* [Objective A] Quote everything in the entries from the very first line down to the line containing "1177, 464, 1217]", with both of those lines included.

* [Text block]
Incremental Loading¶
Every dlt source in Databox writes to DuckDB (local or MotherDuck) using a declared primary key and write disposition. This page documents, per resource:
- write disposition — how new rows land:
merge,replace, orappend - primary / merge key — how dlt deduplicates on re-run
- watermark — how the extract window is bounded (date-based lookback, or none)
- idempotency guarantee — what re-running the same load against the same upstream data does to the final row set
- backfill command — exact command to reload a wider window
Summary¶
| Source | Resource | Disposition | Primary Key | Watermark |
|---|---|---|---|---|
| ebird | recent_observations |
merge | subId |
rolling days_back window |
| ebird | notable_observations |
merge | subId |
rolling days_back window |
| ebird | species_list |
replace | speciesCode |
none — full snapshot |
| ebird | hotspots |
merge | locId |
none — full snapshot |
| ebird | taxonomy |
replace | sciName |
none — full snapshot |
| ebird | region_stats |
merge | (regionCode, year, month, day) |
rolling days_back window |
| noaa | daily_weather |
merge | (date, datatype, station) |
rolling days_back window, chunked to 365-day API calls |
| noaa | stations |
merge | id |
none — full snapshot |
| noaa | datasets |
replace | id |
none — full snapshot |
| usgs | daily_values |
merge | (site_no, parameter_cd, observation_date) |
rolling days_back window, chunked to 90-day API calls |
| usgs | sites |
merge | site_no |
none — full snapshot |
Idempotency model¶
No resource uses dlt's dlt.sources.incremental cursor. Instead, every
resource re-fetches a bounded window on each run and relies on the merge
primary key to deduplicate. Consequences:
- merge-disposition resources are fully idempotent: re-running with the same API responses leaves the final table untouched.

* [Provided entries]
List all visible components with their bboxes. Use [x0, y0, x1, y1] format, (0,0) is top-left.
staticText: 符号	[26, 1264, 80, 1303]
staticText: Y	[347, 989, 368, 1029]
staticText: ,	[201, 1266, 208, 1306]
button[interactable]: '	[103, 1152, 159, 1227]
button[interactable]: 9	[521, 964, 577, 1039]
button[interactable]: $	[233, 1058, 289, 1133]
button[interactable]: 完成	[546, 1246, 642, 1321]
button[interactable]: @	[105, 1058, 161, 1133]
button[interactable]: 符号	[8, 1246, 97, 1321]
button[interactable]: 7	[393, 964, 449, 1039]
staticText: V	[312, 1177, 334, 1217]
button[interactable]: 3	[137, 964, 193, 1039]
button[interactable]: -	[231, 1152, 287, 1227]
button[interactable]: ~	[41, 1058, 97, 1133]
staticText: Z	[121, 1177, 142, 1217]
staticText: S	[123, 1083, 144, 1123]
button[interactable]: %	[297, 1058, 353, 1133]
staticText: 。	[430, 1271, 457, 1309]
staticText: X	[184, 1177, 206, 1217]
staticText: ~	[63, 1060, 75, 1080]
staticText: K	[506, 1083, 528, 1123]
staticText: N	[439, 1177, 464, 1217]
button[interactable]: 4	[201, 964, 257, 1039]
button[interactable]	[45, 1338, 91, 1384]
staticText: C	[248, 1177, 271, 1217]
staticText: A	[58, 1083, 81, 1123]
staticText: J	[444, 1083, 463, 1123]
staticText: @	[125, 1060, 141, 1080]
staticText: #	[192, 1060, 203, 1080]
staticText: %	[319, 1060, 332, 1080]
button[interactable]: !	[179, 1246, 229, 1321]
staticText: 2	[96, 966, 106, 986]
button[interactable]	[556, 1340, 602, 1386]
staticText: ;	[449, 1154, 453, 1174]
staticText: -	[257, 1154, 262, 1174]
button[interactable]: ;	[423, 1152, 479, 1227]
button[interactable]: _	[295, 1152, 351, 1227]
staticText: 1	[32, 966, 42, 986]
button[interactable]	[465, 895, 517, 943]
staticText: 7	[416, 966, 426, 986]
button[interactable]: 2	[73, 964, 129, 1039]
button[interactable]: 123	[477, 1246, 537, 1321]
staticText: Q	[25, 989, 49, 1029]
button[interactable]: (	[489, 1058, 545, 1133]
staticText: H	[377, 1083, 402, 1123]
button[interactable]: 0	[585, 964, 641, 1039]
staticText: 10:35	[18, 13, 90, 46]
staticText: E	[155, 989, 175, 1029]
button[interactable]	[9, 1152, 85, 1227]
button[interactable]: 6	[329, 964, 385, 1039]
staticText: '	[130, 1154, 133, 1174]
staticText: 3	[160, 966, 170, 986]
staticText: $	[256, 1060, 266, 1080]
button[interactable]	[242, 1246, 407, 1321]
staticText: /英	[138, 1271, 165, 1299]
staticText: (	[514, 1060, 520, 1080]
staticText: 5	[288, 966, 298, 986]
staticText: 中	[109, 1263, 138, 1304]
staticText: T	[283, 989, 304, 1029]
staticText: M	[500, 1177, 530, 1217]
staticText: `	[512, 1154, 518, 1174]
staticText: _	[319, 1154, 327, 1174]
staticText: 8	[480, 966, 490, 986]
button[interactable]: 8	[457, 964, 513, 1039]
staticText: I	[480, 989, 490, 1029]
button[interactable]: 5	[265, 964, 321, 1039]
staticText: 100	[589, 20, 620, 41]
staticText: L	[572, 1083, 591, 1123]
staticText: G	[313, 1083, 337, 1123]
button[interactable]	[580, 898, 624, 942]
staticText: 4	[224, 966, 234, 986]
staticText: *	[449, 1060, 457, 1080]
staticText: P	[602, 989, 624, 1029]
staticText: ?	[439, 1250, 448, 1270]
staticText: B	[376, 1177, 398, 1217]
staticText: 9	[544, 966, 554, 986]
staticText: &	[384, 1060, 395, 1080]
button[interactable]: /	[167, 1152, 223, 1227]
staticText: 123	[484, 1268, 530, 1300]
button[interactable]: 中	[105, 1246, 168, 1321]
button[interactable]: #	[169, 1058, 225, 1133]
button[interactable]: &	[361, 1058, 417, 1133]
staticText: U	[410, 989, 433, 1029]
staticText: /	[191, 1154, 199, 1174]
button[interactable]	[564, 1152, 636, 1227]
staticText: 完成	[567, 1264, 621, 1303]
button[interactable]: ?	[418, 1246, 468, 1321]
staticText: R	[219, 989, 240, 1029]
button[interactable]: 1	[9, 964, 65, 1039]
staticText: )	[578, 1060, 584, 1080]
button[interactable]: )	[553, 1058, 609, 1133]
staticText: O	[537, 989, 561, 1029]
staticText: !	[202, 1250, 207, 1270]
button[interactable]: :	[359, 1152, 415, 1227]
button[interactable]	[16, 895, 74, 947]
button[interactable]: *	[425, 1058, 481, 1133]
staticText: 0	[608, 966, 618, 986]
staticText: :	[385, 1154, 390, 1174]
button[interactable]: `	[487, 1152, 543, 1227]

* [Objective B] Print the incremental loading page in full, word for word.

* [Task response A]
List all visible components with their bboxes. Use [x0, y0, x1, y1] format, (0,0) is top-left.
staticText: 符号	[26, 1264, 80, 1303]
staticText: Y	[347, 989, 368, 1029]
staticText: ,	[201, 1266, 208, 1306]
button[interactable]: '	[103, 1152, 159, 1227]
button[interactable]: 9	[521, 964, 577, 1039]
button[interactable]: $	[233, 1058, 289, 1133]
button[interactable]: 完成	[546, 1246, 642, 1321]
button[interactable]: @	[105, 1058, 161, 1133]
button[interactable]: 符号	[8, 1246, 97, 1321]
button[interactable]: 7	[393, 964, 449, 1039]
staticText: V	[312, 1177, 334, 1217]
button[interactable]: 3	[137, 964, 193, 1039]
button[interactable]: -	[231, 1152, 287, 1227]
button[interactable]: ~	[41, 1058, 97, 1133]
staticText: Z	[121, 1177, 142, 1217]
staticText: S	[123, 1083, 144, 1123]
button[interactable]: %	[297, 1058, 353, 1133]
staticText: 。	[430, 1271, 457, 1309]
staticText: X	[184, 1177, 206, 1217]
staticText: ~	[63, 1060, 75, 1080]
staticText: K	[506, 1083, 528, 1123]
staticText: N	[439, 1177, 464, 1217]

* [Task response B]
Incremental Loading¶
Every dlt source in Databox writes to DuckDB (local or MotherDuck) using a declared primary key and write disposition. This page documents, per resource:
- write disposition — how new rows land:
merge,replace, orappend - primary / merge key — how dlt deduplicates on re-run
- watermark — how the extract window is bounded (date-based lookback, or none)
- idempotency guarantee — what re-running the same load against the same upstream data does to the final row set
- backfill command — exact command to reload a wider window
Summary¶
| Source | Resource | Disposition | Primary Key | Watermark |
|---|---|---|---|---|
| ebird | recent_observations |
merge | subId |
rolling days_back window |
| ebird | notable_observations |
merge | subId |
rolling days_back window |
| ebird | species_list |
replace | speciesCode |
none — full snapshot |
| ebird | hotspots |
merge | locId |
none — full snapshot |
| ebird | taxonomy |
replace | sciName |
none — full snapshot |
| ebird | region_stats |
merge | (regionCode, year, month, day) |
rolling days_back window |
| noaa | daily_weather |
merge | (date, datatype, station) |
rolling days_back window, chunked to 365-day API calls |
| noaa | stations |
merge | id |
none — full snapshot |
| noaa | datasets |
replace | id |
none — full snapshot |
| usgs | daily_values |
merge | (site_no, parameter_cd, observation_date) |
rolling days_back window, chunked to 90-day API calls |
| usgs | sites |
merge | site_no |
none — full snapshot |
Idempotency model¶
No resource uses dlt's dlt.sources.incremental cursor. Instead, every
resource re-fetches a bounded window on each run and relies on the merge
primary key to deduplicate. Consequences:
- merge-disposition resources are fully idempotent: re-running with the same API responses leaves the final table untouched.